-- BEGIN Provided data --
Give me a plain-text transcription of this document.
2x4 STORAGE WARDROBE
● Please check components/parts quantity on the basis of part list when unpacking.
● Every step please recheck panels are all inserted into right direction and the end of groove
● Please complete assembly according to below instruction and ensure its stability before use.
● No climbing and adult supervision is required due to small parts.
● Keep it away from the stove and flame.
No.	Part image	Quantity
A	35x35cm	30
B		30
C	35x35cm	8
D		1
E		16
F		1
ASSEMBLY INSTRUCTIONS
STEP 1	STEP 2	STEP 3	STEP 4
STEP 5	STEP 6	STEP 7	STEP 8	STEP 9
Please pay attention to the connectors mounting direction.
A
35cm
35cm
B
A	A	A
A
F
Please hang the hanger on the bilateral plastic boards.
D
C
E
-- END Provided data --
◆ Short problem
Using the records given above, list every line that includes the word "direction".

◆ Result
● Every step please recheck panels are all inserted into right direction and the end of groove
Please pay attention to the connectors mounting direction.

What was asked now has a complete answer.